DIRECTION: Pull out each line of the material below that contains the string "Adjacent". Case matters.

___ EXERCISE INPUTS ___

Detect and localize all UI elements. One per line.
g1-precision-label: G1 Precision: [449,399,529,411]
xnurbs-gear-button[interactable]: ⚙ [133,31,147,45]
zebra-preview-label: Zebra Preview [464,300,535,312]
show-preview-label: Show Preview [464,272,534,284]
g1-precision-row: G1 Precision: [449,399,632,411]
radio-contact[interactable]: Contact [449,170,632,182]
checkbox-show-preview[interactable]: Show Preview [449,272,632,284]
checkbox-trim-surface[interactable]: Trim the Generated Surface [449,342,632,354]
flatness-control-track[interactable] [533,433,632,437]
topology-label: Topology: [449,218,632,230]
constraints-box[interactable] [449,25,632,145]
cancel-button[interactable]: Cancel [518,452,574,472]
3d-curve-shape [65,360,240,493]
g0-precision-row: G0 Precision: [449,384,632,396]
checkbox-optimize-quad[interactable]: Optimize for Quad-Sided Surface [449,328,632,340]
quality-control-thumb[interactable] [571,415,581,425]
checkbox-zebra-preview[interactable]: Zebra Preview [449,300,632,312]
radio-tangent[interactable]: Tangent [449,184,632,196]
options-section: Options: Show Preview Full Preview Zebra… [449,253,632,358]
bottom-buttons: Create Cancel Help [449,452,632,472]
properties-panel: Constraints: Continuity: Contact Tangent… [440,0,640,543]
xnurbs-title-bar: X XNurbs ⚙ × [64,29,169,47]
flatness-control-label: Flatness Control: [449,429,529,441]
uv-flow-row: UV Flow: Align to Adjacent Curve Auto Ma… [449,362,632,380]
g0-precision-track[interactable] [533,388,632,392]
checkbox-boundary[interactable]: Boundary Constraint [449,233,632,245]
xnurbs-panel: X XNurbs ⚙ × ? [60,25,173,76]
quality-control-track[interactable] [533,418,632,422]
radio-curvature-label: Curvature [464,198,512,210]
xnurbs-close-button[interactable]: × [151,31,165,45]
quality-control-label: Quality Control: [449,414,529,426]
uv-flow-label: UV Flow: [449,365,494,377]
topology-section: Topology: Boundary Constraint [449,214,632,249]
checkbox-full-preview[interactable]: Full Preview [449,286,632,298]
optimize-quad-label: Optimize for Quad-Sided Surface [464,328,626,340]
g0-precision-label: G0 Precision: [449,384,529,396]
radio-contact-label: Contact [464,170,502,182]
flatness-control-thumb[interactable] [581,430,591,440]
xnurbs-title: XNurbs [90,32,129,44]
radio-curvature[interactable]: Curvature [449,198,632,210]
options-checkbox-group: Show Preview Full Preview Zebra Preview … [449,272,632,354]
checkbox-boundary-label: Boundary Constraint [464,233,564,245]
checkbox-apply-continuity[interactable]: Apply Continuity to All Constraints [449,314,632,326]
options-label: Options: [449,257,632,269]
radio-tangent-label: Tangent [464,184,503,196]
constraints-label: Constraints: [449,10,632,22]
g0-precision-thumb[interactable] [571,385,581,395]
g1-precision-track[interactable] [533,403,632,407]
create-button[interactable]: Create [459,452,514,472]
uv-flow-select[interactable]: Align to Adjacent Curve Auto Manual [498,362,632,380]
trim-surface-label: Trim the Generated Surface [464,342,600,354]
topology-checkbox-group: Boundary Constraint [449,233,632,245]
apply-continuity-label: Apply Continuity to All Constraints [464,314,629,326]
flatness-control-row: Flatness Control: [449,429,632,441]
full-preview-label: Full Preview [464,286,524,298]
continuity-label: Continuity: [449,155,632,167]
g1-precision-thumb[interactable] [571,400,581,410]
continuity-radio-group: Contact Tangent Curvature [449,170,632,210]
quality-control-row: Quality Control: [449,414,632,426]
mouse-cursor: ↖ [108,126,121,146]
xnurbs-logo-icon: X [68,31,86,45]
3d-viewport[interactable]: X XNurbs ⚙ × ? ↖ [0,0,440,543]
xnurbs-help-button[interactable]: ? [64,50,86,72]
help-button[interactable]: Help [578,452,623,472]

___

WRITTEN ANSWER:
uv-flow-row: UV Flow: Align to Adjacent Curve Auto Ma… [449,362,632,380]
uv-flow-select[interactable]: Align to Adjacent Curve Auto Manual [498,362,632,380]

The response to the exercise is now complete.